(Part of a data file)
## START
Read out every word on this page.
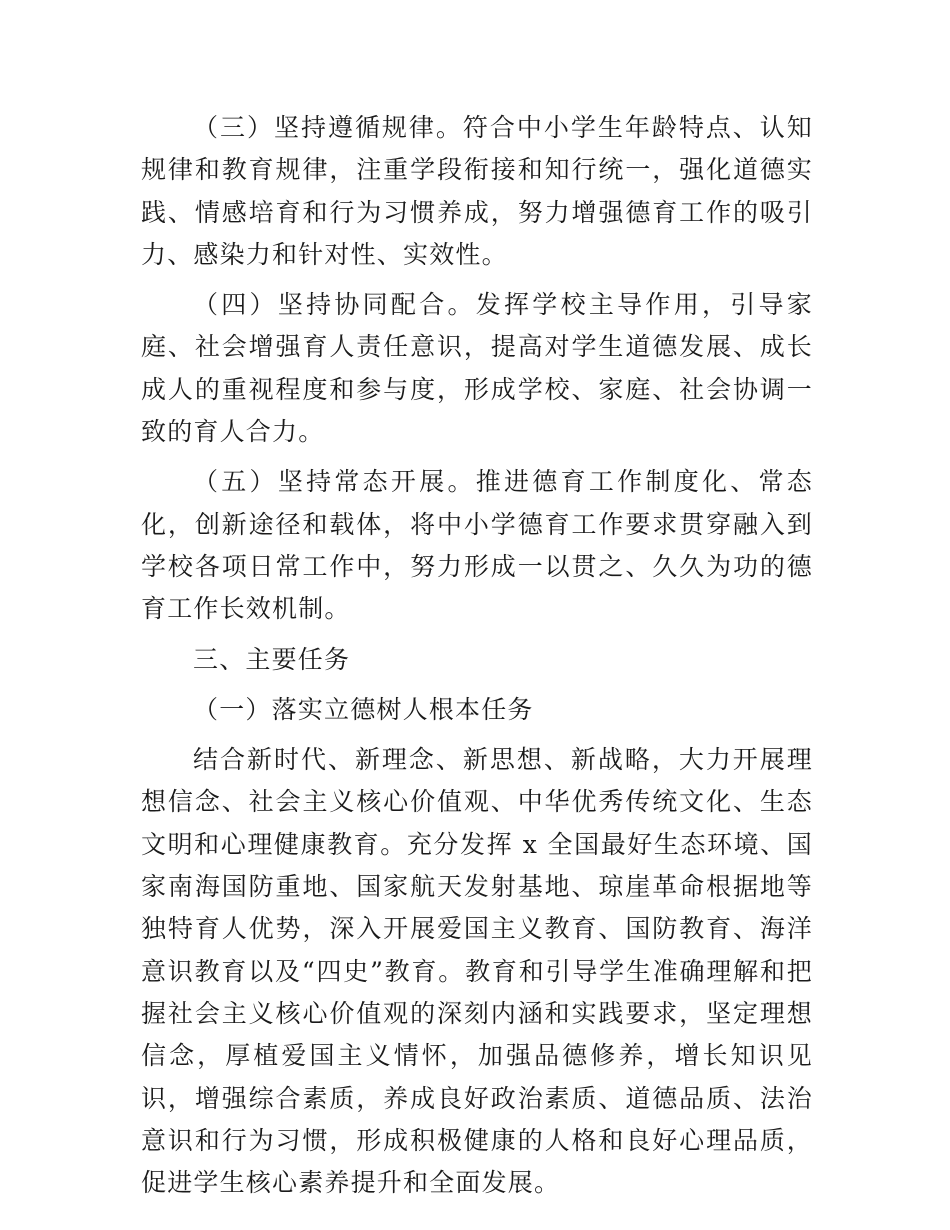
（三）坚持遵循规律。符合中小学生年龄特点、认知规律和教育规律，注重学段衔接和知行统一，强化道德实践、情感培育和行为习惯养成，努力增强德育工作的吸引力、感染力和针对性、实效性。

（四）坚持协同配合。发挥学校主导作用，引导家庭、社会增强育人责任意识，提高对学生道德发展、成长成人的重视程度和参与度，形成学校、家庭、社会协调一致的育人合力。

（五）坚持常态开展。推进德育工作制度化、常态化，创新途径和载体，将中小学德育工作要求贯穿融入到学校各项日常工作中，努力形成一以贯之、久久为功的德育工作长效机制。

三、主要任务

（一）落实立德树人根本任务

结合新时代、新理念、新思想、新战略，大力开展理想信念、社会主义核心价值观、中华优秀传统文化、生态文明和心理健康教育。充分发挥 x 全国最好生态环境、国家南海国防重地、国家航天发射基地、琼崖革命根据地等独特育人优势，深入开展爱国主义教育、国防教育、海洋意识教育以及“四史”教育。教育和引导学生准确理解和把握社会主义核心价值观的深刻内涵和实践要求，坚定理想信念，厚植爱国主义情怀，加强品德修养，增长知识见识，增强综合素质，养成良好政治素质、道德品质、法治意识和行为习惯，形成积极健康的人格和良好心理品质，促进学生核心素养提升和全面发展。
## END
**STATED EXERCISE**
Write out the records above once more, word for word, with no pictures.

**EXERCISE RESPONSE**
Read out every word on this page.
（三）坚持遵循规律。符合中小学生年龄特点、认知规律和教育规律，注重学段衔接和知行统一，强化道德实践、情感培育和行为习惯养成，努力增强德育工作的吸引力、感染力和针对性、实效性。

（四）坚持协同配合。发挥学校主导作用，引导家庭、社会增强育人责任意识，提高对学生道德发展、成长成人的重视程度和参与度，形成学校、家庭、社会协调一致的育人合力。

（五）坚持常态开展。推进德育工作制度化、常态化，创新途径和载体，将中小学德育工作要求贯穿融入到学校各项日常工作中，努力形成一以贯之、久久为功的德育工作长效机制。

三、主要任务

（一）落实立德树人根本任务

结合新时代、新理念、新思想、新战略，大力开展理想信念、社会主义核心价值观、中华优秀传统文化、生态文明和心理健康教育。充分发挥 x 全国最好生态环境、国家南海国防重地、国家航天发射基地、琼崖革命根据地等独特育人优势，深入开展爱国主义教育、国防教育、海洋意识教育以及“四史”教育。教育和引导学生准确理解和把握社会主义核心价值观的深刻内涵和实践要求，坚定理想信念，厚植爱国主义情怀，加强品德修养，增长知识见识，增强综合素质，养成良好政治素质、道德品质、法治意识和行为习惯，形成积极健康的人格和良好心理品质，促进学生核心素养提升和全面发展。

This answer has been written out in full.